- _Task material_

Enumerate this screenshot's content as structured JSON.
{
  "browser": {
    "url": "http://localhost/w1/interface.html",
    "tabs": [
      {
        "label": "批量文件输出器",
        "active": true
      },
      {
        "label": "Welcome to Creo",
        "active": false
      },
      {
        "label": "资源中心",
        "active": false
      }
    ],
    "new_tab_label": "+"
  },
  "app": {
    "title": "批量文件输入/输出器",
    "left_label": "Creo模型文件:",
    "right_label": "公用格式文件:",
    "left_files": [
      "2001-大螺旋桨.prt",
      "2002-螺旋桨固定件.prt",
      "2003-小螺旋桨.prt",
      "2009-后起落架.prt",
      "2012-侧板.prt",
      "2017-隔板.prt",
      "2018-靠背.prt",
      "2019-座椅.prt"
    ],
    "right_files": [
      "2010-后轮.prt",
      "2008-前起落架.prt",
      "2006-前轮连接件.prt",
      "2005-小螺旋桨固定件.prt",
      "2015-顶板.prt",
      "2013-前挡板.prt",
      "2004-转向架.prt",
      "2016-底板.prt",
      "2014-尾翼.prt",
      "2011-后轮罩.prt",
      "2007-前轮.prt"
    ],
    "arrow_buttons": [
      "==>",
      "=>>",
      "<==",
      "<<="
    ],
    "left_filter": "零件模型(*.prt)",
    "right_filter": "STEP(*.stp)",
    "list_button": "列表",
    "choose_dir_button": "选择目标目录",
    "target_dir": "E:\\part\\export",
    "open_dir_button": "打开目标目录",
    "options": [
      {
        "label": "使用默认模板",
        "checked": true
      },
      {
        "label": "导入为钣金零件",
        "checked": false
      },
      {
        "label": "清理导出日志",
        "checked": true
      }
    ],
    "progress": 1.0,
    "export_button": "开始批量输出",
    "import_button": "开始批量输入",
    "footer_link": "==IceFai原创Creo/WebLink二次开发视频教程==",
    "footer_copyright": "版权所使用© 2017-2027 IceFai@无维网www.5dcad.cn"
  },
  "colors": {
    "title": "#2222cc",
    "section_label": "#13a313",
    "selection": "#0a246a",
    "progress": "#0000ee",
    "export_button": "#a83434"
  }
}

- _Work instructions_
Print every entry exactly as written.

- _Result of the task_
Enumerate this screenshot's content as structured JSON.
{
  "browser": {
    "url": "http://localhost/w1/interface.html",
    "tabs": [
      {
        "label": "批量文件输出器",
        "active": true
      },
      {
        "label": "Welcome to Creo",
        "active": false
      },
      {
        "label": "资源中心",
        "active": false
      }
    ],
    "new_tab_label": "+"
  },
  "app": {
    "title": "批量文件输入/输出器",
    "left_label": "Creo模型文件:",
    "right_label": "公用格式文件:",
    "left_files": [
      "2001-大螺旋桨.prt",
      "2002-螺旋桨固定件.prt",
      "2003-小螺旋桨.prt",
      "2009-后起落架.prt",
      "2012-侧板.prt",
      "2017-隔板.prt",
      "2018-靠背.prt",
      "2019-座椅.prt"
    ],
    "right_files": [
      "2010-后轮.prt",
      "2008-前起落架.prt",
      "2006-前轮连接件.prt",
      "2005-小螺旋桨固定件.prt",
      "2015-顶板.prt",
      "2013-前挡板.prt",
      "2004-转向架.prt",
      "2016-底板.prt",
      "2014-尾翼.prt",
      "2011-后轮罩.prt",
      "2007-前轮.prt"
    ],
    "arrow_buttons": [
      "==>",
      "=>>",
      "<==",
      "<<="
    ],
    "left_filter": "零件模型(*.prt)",
    "right_filter": "STEP(*.stp)",
    "list_button": "列表",
    "choose_dir_button": "选择目标目录",
    "target_dir": "E:\\part\\export",
    "open_dir_button": "打开目标目录",
    "options": [
      {
        "label": "使用默认模板",
        "checked": true
      },
      {
        "label": "导入为钣金零件",
        "checked": false
      },
      {
        "label": "清理导出日志",
        "checked": true
      }
    ],
    "progress": 1.0,
    "export_button": "开始批量输出",
    "import_button": "开始批量输入",
    "footer_link": "==IceFai原创Creo/WebLink二次开发视频教程==",
    "footer_copyright": "版权所使用© 2017-2027 IceFai@无维网www.5dcad.cn"
  },
  "colors": {
    "title": "#2222cc",
    "section_label": "#13a313",
    "selection": "#0a246a",
    "progress": "#0000ee",
    "export_button": "#a83434"
  }
}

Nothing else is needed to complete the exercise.